## WHAT YOU ARE ASKED TO DO
Pick out each line of the records in which the word "XXXL" appears.

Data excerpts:

━━━

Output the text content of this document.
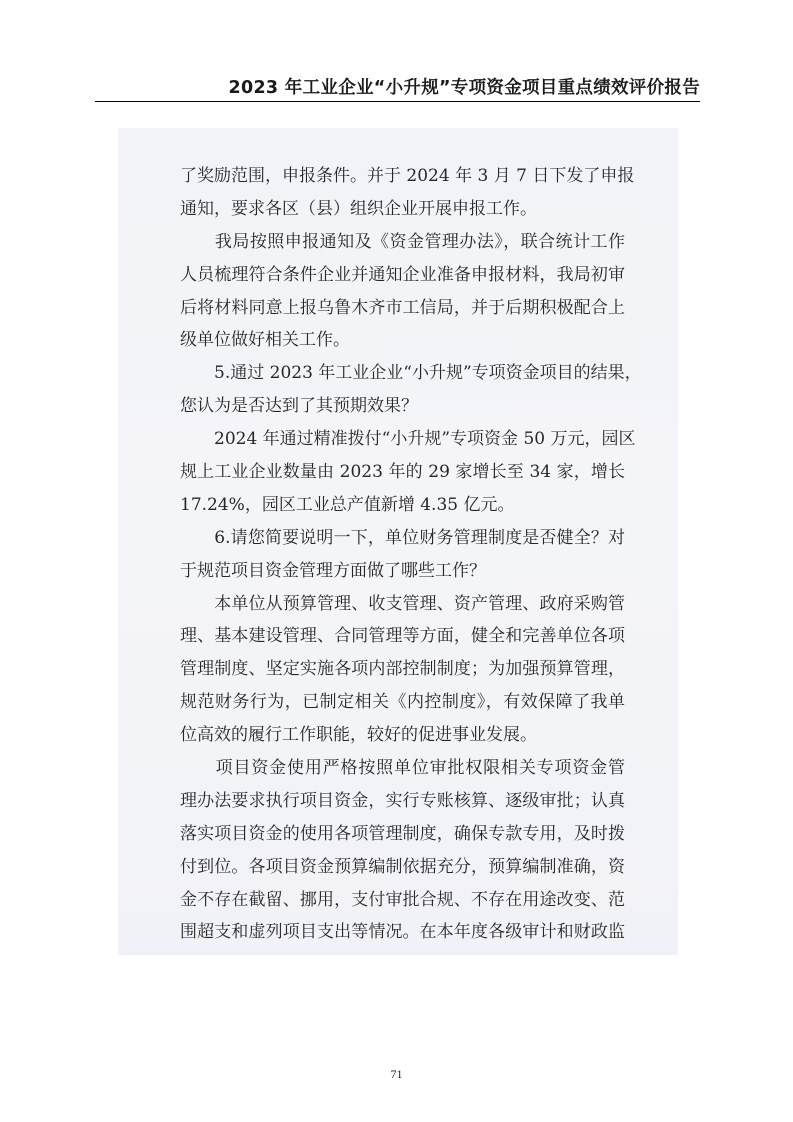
2023 年工业企业“小升规”专项资金项目重点绩效评价报告
了奖励范围，申报条件。并于 2024 年 3 月 7 日下发了申报
通知，要求各区（县）组织企业开展申报工作。
　　我局按照申报通知及《资金管理办法》，联合统计工作
人员梳理符合条件企业并通知企业准备申报材料，我局初审
后将材料同意上报乌鲁木齐市工信局，并于后期积极配合上
级单位做好相关工作。
　　5.通过 2023 年工业企业“小升规”专项资金项目的结果，
您认为是否达到了其预期效果？
　　2024 年通过精准拨付“小升规”专项资金 50 万元，园区
规上工业企业数量由 2023 年的 29 家增长至 34 家，增长
17.24%，园区工业总产值新增 4.35 亿元。
　　6.请您简要说明一下，单位财务管理制度是否健全？对
于规范项目资金管理方面做了哪些工作？
　　本单位从预算管理、收支管理、资产管理、政府采购管
理、基本建设管理、合同管理等方面，健全和完善单位各项
管理制度、坚定实施各项内部控制制度；为加强预算管理，
规范财务行为，已制定相关《内控制度》，有效保障了我单
位高效的履行工作职能，较好的促进事业发展。
　　项目资金使用严格按照单位审批权限相关专项资金管
理办法要求执行项目资金，实行专账核算、逐级审批；认真
落实项目资金的使用各项管理制度，确保专款专用，及时拨
付到位。各项目资金预算编制依据充分，预算编制准确，资
金不存在截留、挪用，支付审批合规、不存在用途改变、范
围超支和虚列项目支出等情况。在本年度各级审计和财政监
71
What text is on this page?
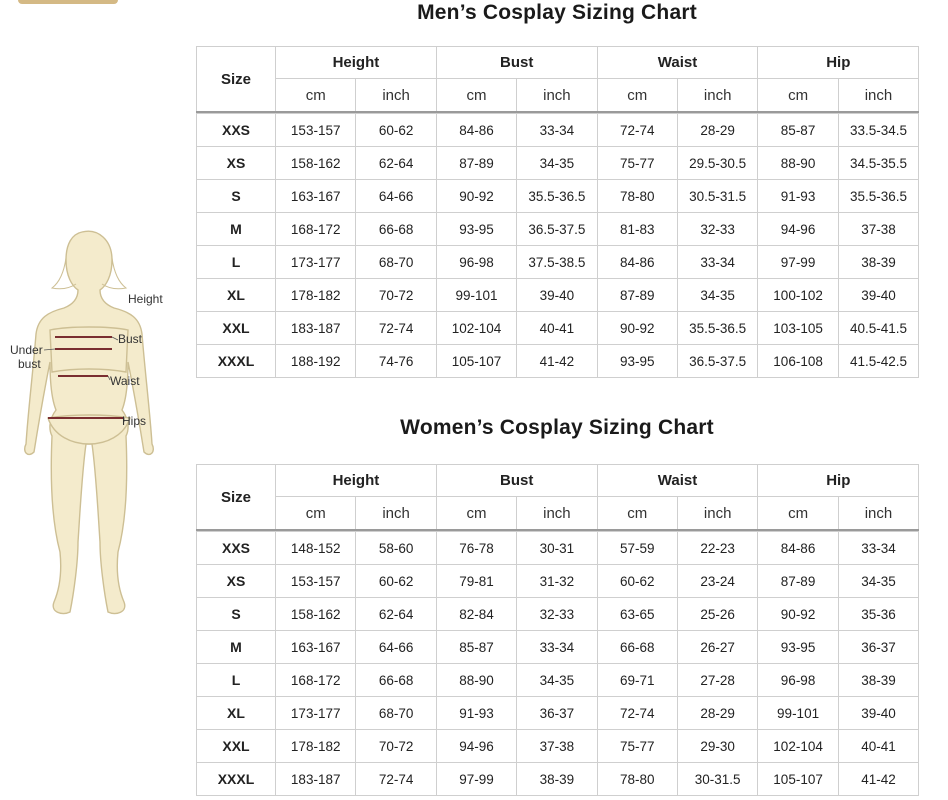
Men’s Cosplay Sizing Chart
Size	Height		Bust		Waist		Hip	
	cm	inch	cm	inch	cm	inch	cm	inch

XXS	153-157	60-62	84-86	33-34	72-74	28-29	85-87	33.5-34.5
XS	158-162	62-64	87-89	34-35	75-77	29.5-30.5	88-90	34.5-35.5
S	163-167	64-66	90-92	35.5-36.5	78-80	30.5-31.5	91-93	35.5-36.5
M	168-172	66-68	93-95	36.5-37.5	81-83	32-33	94-96	37-38
L	173-177	68-70	96-98	37.5-38.5	84-86	33-34	97-99	38-39
XL	178-182	70-72	99-101	39-40	87-89	34-35	100-102	39-40
XXL	183-187	72-74	102-104	40-41	90-92	35.5-36.5	103-105	40.5-41.5
XXXL	188-192	74-76	105-107	41-42	93-95	36.5-37.5	106-108	41.5-42.5
Women’s Cosplay Sizing Chart
Size	Height		Bust		Waist		Hip	
	cm	inch	cm	inch	cm	inch	cm	inch

XXS	148-152	58-60	76-78	30-31	57-59	22-23	84-86	33-34
XS	153-157	60-62	79-81	31-32	60-62	23-24	87-89	34-35
S	158-162	62-64	82-84	32-33	63-65	25-26	90-92	35-36
M	163-167	64-66	85-87	33-34	66-68	26-27	93-95	36-37
L	168-172	66-68	88-90	34-35	69-71	27-28	96-98	38-39
XL	173-177	68-70	91-93	36-37	72-74	28-29	99-101	39-40
XXL	178-182	70-72	94-96	37-38	75-77	29-30	102-104	40-41
XXXL	183-187	72-74	97-99	38-39	78-80	30-31.5	105-107	41-42
Height
Bust
Under
bust
Waist
Hips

━━━

## CORRECT ANSWER
XXXL	188-192	74-76	105-107	41-42	93-95	36.5-37.5	106-108	41.5-42.5
XXXL	183-187	72-74	97-99	38-39	78-80	30-31.5	105-107	41-42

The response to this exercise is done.